(Bounding box entries)
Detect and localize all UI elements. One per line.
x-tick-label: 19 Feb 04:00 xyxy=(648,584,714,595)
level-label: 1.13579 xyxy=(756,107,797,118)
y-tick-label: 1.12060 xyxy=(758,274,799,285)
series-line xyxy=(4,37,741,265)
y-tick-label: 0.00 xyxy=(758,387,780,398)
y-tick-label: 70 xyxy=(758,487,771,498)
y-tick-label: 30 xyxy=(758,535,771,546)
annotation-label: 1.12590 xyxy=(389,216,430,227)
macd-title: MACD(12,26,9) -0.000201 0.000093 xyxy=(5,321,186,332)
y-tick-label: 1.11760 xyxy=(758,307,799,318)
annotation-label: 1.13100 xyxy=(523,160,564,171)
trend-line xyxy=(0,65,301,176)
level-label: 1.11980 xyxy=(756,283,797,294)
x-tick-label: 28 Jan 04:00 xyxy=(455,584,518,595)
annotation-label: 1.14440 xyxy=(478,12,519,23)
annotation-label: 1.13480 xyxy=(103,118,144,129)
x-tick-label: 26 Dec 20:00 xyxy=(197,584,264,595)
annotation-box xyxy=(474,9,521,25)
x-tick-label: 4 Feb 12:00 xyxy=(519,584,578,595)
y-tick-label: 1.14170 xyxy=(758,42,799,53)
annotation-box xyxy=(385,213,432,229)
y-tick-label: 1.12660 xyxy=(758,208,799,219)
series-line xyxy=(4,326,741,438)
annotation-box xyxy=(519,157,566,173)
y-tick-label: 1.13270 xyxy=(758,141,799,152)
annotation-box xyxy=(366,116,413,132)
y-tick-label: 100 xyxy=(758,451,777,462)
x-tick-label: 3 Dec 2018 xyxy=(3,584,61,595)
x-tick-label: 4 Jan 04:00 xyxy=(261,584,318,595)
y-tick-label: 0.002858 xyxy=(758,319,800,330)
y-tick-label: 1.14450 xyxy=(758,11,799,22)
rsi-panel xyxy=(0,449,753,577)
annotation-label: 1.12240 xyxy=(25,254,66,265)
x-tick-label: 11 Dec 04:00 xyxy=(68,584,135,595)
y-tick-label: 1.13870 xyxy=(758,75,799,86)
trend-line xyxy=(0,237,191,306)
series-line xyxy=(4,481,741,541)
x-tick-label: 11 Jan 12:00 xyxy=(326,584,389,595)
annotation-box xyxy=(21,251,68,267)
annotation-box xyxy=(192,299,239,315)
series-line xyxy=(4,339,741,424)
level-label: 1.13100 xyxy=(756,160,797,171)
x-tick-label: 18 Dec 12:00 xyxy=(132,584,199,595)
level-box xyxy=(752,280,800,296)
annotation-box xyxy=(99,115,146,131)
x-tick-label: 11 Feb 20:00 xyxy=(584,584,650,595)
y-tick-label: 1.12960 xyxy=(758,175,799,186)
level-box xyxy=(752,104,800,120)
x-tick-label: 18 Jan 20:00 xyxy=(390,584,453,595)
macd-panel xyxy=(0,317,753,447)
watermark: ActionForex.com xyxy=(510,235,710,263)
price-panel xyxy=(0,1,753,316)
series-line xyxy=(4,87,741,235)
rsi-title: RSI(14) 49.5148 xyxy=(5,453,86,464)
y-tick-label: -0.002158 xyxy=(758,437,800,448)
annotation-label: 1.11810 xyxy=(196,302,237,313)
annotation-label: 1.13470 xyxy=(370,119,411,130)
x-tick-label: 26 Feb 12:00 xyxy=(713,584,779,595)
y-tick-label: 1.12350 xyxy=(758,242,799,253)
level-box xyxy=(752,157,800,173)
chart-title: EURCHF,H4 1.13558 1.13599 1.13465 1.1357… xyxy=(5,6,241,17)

### What is asked
Please count how many of the lines above contain the string "level", treating uppercase and lowercase as different. Reply with the number only.

### Completed exercise
6